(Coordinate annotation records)
--- Begin ---
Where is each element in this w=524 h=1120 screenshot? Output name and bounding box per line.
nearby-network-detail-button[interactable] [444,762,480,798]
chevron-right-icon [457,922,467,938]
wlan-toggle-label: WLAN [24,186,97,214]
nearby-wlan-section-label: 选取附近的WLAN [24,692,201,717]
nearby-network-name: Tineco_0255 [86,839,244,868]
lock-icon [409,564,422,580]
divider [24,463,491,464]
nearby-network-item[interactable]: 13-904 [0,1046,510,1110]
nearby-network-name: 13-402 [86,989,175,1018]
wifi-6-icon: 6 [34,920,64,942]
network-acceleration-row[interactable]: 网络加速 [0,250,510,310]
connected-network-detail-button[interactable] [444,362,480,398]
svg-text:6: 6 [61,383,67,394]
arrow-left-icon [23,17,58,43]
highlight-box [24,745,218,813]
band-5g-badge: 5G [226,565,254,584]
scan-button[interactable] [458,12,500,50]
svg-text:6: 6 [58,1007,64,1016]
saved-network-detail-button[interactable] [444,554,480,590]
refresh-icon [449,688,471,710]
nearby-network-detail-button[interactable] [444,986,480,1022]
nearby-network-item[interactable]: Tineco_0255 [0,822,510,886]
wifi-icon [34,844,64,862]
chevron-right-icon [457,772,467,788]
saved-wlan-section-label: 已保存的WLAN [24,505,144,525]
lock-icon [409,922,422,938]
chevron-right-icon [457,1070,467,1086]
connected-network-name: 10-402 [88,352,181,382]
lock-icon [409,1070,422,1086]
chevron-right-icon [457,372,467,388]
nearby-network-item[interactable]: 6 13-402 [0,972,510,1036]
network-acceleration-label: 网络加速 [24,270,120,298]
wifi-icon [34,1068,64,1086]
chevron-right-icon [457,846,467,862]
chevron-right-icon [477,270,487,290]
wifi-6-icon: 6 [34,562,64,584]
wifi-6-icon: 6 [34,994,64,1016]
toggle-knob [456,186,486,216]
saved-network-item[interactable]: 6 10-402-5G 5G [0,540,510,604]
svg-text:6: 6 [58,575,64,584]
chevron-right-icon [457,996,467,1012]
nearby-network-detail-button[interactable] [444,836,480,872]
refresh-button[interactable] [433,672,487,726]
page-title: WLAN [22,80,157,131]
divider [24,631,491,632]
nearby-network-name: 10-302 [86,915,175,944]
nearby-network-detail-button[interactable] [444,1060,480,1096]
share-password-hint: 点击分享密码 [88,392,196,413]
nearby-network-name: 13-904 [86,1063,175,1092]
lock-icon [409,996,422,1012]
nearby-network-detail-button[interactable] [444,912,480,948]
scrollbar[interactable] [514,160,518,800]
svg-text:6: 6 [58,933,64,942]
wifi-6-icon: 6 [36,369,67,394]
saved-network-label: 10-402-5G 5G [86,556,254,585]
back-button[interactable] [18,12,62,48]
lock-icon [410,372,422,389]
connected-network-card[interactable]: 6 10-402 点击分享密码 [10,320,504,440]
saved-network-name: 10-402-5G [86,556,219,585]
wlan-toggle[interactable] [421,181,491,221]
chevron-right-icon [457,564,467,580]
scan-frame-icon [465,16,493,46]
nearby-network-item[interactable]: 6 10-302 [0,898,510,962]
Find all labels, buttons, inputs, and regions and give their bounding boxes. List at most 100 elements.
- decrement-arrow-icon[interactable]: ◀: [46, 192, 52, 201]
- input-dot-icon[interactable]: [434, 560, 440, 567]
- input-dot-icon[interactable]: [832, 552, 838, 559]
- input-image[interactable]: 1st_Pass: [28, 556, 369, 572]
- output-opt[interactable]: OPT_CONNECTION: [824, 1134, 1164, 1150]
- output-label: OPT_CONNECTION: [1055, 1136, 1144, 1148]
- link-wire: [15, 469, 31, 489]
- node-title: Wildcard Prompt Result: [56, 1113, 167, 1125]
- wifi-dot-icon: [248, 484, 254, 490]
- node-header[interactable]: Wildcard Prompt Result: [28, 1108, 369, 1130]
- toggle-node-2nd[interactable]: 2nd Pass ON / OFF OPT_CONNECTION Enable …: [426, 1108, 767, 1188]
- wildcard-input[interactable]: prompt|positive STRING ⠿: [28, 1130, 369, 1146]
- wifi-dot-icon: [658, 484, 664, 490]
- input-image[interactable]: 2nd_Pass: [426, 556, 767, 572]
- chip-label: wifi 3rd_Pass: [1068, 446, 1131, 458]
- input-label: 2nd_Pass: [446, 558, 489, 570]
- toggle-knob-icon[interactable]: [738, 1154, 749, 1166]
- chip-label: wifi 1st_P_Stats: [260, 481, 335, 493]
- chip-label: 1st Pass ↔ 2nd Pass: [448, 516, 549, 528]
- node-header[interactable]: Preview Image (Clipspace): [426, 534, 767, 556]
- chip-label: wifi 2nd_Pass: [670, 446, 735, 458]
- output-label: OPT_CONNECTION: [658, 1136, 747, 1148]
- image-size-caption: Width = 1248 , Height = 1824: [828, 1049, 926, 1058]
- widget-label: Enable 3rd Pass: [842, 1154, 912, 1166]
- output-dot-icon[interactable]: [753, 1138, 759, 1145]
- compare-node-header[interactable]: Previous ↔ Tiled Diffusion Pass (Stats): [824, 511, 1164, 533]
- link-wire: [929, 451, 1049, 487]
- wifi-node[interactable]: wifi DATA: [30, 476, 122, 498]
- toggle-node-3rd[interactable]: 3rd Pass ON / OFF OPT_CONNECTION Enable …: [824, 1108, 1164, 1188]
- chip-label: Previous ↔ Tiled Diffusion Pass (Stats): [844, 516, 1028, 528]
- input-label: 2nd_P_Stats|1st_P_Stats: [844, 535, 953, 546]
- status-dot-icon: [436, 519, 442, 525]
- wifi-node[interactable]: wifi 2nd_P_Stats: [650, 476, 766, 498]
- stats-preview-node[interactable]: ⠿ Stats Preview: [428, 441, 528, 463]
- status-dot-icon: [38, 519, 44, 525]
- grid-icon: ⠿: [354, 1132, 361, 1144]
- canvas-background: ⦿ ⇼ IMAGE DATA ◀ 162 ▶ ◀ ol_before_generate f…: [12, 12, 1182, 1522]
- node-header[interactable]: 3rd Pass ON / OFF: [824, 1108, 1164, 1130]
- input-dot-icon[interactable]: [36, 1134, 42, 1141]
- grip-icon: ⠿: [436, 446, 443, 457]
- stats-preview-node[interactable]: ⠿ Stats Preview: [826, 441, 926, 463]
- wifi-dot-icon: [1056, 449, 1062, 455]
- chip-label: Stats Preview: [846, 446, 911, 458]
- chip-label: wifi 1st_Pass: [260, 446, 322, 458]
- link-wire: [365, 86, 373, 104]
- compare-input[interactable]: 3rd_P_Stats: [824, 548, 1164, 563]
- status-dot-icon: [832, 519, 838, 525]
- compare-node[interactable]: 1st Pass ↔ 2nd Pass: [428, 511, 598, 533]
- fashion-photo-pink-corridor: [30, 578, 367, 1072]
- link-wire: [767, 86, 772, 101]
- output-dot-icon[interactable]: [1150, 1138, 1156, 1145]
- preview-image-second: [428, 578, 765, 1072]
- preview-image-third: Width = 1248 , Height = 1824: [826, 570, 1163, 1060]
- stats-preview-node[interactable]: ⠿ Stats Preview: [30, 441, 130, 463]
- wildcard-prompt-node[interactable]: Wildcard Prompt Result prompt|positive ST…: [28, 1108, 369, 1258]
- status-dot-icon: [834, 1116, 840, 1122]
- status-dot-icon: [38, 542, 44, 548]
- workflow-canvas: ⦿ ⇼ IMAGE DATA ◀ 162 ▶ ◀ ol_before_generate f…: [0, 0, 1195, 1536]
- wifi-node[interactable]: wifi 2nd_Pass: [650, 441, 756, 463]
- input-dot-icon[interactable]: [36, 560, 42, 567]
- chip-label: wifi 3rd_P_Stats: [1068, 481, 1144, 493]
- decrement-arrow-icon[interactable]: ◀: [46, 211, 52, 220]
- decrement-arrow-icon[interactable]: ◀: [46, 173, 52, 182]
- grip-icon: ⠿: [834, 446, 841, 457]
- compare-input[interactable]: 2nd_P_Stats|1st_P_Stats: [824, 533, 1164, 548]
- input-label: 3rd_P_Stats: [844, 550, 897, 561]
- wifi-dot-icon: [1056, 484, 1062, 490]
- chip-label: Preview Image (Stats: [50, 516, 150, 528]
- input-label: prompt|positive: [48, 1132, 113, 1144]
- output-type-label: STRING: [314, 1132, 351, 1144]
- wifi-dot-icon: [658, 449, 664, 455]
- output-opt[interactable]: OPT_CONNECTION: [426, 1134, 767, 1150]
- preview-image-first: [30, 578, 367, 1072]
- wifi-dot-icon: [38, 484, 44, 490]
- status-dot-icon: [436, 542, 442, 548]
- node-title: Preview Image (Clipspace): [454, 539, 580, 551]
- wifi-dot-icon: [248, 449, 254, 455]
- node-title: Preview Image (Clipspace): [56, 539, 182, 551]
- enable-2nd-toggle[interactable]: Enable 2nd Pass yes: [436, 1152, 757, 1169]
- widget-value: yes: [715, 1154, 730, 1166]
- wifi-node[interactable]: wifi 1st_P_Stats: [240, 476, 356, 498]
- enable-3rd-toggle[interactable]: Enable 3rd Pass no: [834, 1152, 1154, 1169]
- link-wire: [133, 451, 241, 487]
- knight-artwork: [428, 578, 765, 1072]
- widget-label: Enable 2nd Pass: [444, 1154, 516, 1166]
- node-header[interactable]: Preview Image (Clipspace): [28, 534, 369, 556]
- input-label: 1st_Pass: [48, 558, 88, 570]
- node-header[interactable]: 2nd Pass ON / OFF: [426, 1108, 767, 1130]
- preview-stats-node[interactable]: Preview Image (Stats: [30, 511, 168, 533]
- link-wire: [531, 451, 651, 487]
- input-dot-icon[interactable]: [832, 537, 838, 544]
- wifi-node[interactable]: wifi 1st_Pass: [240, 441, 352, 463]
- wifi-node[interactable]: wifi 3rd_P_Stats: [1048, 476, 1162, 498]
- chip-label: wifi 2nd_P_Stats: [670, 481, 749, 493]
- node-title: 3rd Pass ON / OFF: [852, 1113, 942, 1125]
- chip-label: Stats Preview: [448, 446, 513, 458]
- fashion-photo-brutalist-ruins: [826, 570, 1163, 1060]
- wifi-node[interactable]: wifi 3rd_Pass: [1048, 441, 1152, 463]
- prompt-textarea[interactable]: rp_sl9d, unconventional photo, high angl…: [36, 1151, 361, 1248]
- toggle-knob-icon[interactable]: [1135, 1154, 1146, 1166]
--- End ---
Copy the items word for word, from the very first line up to and including the line with "wlan-toggle-label: WLAN [24,186,97,214]".

COMPLETE ANSWER:
Where is each element in this w=524 h=1120 screenshot? Output name and bounding box per line.
nearby-network-detail-button[interactable] [444,762,480,798]
chevron-right-icon [457,922,467,938]
wlan-toggle-label: WLAN [24,186,97,214]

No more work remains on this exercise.